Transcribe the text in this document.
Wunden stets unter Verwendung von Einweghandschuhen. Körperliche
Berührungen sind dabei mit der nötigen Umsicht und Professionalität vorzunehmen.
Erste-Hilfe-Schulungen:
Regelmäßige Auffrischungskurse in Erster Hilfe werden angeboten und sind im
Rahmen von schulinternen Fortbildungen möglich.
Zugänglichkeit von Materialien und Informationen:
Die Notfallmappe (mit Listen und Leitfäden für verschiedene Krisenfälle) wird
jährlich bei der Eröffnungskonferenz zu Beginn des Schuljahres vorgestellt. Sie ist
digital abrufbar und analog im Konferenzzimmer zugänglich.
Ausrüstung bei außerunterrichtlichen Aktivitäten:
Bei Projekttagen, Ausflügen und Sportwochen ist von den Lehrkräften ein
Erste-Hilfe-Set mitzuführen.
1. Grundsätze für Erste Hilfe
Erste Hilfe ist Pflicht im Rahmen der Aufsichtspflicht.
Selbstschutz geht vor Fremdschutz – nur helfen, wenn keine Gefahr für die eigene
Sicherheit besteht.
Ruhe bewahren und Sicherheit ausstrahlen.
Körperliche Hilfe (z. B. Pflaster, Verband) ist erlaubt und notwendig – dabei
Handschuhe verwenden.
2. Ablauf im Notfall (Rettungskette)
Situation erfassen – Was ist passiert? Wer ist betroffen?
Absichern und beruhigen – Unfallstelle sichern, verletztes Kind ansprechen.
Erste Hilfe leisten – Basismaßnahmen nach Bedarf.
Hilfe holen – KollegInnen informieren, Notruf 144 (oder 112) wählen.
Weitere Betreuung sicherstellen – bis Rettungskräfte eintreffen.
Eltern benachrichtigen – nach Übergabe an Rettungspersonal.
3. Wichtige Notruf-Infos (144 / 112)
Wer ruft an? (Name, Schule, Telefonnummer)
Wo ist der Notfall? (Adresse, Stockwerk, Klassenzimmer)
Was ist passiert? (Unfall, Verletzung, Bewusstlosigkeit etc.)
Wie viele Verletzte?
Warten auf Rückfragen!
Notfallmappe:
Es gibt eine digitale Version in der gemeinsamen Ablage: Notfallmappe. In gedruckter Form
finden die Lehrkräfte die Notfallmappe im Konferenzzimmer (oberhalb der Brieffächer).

§ **EXERCISE PROMPT**: Scan the data above and copy every line with "passiert" in it.

§ **TASK RESPONSE**:
Situation erfassen – Was ist passiert? Wer ist betroffen?
Was ist passiert? (Unfall, Verletzung, Bewusstlosigkeit etc.)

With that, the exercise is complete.